# Request:
Only the number is wanted: how many lines of these entries contain the word "page"?

Some records
━━━━━━━━
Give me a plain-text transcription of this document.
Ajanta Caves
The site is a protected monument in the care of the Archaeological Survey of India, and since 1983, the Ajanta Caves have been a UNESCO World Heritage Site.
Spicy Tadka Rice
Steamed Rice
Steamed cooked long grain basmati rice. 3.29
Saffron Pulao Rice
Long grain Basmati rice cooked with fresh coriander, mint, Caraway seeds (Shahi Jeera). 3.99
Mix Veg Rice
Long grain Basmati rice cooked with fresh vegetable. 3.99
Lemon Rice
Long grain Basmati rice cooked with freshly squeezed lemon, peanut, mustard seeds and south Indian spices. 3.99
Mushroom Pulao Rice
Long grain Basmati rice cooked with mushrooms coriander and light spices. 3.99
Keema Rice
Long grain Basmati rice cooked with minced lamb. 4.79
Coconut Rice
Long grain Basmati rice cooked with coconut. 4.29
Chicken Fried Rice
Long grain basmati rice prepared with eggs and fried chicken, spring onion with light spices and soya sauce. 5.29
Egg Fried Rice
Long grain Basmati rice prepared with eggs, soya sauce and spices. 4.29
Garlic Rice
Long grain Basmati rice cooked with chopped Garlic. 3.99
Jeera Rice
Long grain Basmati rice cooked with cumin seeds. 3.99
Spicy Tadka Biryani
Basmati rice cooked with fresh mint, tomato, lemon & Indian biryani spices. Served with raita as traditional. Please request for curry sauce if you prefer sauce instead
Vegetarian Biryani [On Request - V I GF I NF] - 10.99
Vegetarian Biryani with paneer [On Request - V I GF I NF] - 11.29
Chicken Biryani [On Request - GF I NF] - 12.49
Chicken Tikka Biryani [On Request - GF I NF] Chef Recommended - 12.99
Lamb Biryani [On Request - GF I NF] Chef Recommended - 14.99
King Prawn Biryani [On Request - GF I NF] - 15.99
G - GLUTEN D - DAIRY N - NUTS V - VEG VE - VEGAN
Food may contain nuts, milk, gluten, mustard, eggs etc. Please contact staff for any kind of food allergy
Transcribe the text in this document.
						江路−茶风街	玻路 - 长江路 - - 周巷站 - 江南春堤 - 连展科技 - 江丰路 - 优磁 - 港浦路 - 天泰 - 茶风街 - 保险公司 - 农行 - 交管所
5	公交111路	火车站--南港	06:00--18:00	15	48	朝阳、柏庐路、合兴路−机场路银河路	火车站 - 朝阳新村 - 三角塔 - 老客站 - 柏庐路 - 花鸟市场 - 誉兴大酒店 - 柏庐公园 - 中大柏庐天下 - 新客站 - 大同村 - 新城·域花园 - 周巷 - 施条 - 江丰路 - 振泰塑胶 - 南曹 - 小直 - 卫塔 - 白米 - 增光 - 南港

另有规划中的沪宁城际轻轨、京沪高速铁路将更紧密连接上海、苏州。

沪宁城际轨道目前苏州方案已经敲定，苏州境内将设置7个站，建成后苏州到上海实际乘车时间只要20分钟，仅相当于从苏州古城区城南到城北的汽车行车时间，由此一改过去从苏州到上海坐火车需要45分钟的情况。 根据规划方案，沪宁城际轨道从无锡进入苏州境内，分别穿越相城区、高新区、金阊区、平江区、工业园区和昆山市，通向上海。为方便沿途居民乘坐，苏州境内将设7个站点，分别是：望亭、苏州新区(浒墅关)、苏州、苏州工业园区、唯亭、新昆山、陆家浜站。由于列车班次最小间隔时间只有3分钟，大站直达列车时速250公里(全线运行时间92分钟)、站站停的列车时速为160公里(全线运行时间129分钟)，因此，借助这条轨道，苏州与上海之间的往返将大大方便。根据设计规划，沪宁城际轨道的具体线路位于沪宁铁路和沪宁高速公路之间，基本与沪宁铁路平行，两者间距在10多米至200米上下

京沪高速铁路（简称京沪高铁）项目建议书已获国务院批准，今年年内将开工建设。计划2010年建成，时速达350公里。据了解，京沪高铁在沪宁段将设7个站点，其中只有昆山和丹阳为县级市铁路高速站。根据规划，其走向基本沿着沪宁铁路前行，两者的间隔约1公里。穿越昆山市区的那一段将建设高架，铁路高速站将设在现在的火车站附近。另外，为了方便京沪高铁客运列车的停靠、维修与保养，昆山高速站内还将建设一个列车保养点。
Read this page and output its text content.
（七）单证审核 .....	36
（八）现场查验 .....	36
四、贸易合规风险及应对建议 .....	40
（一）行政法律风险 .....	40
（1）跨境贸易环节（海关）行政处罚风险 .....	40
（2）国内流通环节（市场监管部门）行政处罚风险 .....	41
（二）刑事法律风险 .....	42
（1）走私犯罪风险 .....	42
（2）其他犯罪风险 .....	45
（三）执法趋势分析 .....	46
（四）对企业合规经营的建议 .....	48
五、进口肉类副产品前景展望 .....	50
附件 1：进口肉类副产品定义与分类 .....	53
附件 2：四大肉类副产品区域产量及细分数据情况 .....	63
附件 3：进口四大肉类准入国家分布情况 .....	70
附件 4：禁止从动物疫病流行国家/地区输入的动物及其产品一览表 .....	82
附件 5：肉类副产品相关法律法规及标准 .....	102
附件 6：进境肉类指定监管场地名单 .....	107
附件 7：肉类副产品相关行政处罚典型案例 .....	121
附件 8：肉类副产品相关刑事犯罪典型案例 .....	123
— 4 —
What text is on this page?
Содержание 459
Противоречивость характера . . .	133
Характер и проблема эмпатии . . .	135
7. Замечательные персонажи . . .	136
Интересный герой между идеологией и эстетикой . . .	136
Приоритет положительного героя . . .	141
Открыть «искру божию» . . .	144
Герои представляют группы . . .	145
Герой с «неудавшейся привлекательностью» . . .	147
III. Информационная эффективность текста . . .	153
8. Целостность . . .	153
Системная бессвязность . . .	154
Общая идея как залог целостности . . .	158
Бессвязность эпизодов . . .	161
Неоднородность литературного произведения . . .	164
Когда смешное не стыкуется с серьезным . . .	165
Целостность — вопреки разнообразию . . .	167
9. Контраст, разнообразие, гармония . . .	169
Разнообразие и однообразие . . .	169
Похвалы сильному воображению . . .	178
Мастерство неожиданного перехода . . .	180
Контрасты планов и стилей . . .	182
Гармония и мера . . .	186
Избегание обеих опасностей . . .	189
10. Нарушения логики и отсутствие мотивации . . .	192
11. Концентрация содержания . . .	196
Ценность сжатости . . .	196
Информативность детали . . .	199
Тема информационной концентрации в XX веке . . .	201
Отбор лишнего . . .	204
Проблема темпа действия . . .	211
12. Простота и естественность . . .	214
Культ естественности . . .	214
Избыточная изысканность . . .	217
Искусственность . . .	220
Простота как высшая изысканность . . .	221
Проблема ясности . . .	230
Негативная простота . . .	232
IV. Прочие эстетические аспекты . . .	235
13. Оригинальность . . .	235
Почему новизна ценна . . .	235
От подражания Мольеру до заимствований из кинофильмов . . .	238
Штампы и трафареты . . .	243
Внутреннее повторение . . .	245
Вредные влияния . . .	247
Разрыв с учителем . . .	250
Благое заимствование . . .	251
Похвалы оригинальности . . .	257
━━━━━━━━
# Task output:
2